— What you are asked to do —
Skip every image and restate the data word for word.
[START OF Input material]
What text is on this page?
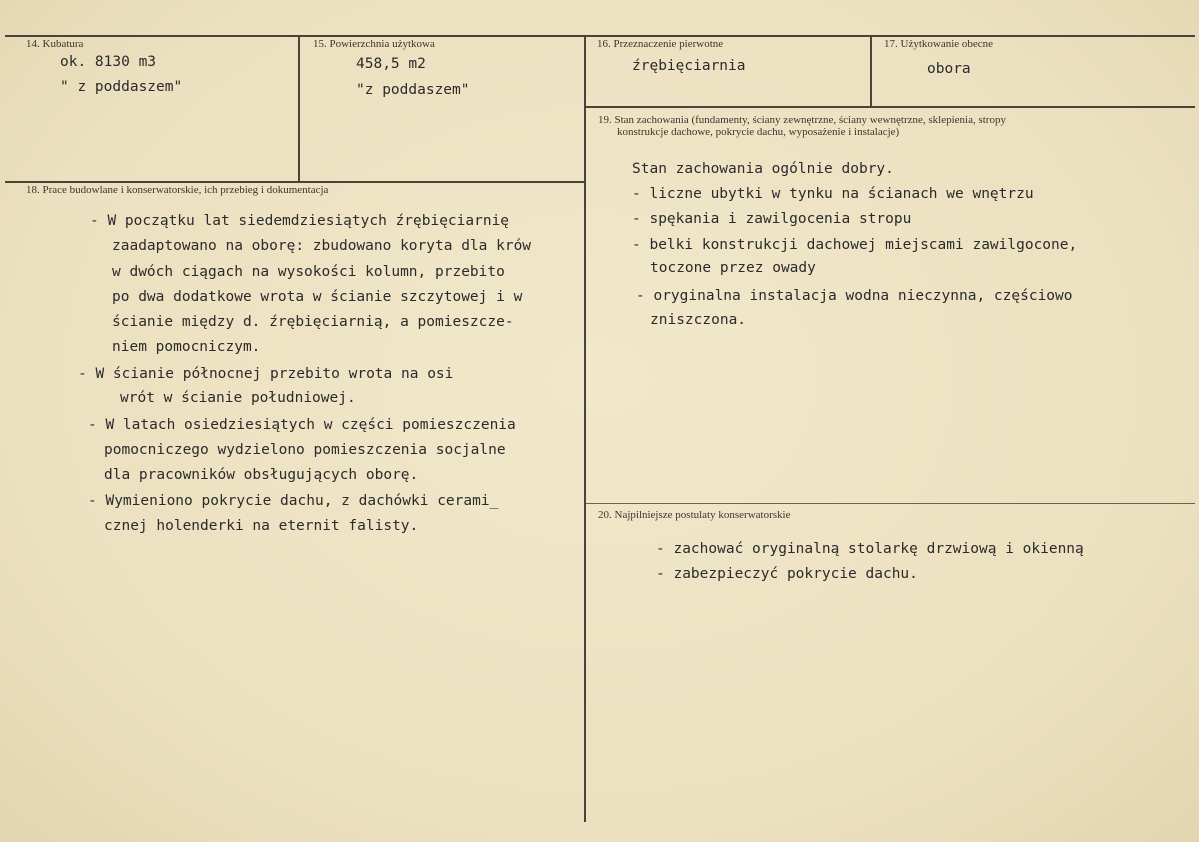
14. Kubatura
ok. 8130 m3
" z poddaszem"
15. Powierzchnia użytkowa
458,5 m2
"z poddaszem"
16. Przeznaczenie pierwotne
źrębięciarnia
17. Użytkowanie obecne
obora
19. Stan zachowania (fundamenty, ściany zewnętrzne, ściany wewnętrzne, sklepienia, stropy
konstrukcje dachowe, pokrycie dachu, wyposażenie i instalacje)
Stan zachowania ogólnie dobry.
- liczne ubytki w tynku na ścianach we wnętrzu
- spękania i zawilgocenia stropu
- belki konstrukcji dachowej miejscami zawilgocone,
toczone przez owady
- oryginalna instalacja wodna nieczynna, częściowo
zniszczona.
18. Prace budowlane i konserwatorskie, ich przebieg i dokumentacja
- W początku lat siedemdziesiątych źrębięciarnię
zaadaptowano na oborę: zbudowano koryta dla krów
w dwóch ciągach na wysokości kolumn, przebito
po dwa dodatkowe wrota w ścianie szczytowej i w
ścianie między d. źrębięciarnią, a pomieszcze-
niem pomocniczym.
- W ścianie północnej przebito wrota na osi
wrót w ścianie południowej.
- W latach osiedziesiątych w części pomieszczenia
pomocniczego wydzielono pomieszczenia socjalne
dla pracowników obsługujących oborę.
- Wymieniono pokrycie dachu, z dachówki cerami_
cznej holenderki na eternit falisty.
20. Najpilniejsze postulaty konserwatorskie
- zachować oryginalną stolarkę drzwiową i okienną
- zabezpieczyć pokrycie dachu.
[END OF Input material]
— Task answer —
What text is on this page?
14. Kubatura
ok. 8130 m3
" z poddaszem"
15. Powierzchnia użytkowa
458,5 m2
"z poddaszem"
16. Przeznaczenie pierwotne
źrębięciarnia
17. Użytkowanie obecne
obora
19. Stan zachowania (fundamenty, ściany zewnętrzne, ściany wewnętrzne, sklepienia, stropy
konstrukcje dachowe, pokrycie dachu, wyposażenie i instalacje)
Stan zachowania ogólnie dobry.
- liczne ubytki w tynku na ścianach we wnętrzu
- spękania i zawilgocenia stropu
- belki konstrukcji dachowej miejscami zawilgocone,
toczone przez owady
- oryginalna instalacja wodna nieczynna, częściowo
zniszczona.
18. Prace budowlane i konserwatorskie, ich przebieg i dokumentacja
- W początku lat siedemdziesiątych źrębięciarnię
zaadaptowano na oborę: zbudowano koryta dla krów
w dwóch ciągach na wysokości kolumn, przebito
po dwa dodatkowe wrota w ścianie szczytowej i w
ścianie między d. źrębięciarnią, a pomieszcze-
niem pomocniczym.
- W ścianie północnej przebito wrota na osi
wrót w ścianie południowej.
- W latach osiedziesiątych w części pomieszczenia
pomocniczego wydzielono pomieszczenia socjalne
dla pracowników obsługujących oborę.
- Wymieniono pokrycie dachu, z dachówki cerami_
cznej holenderki na eternit falisty.
20. Najpilniejsze postulaty konserwatorskie
- zachować oryginalną stolarkę drzwiową i okienną
- zabezpieczyć pokrycie dachu.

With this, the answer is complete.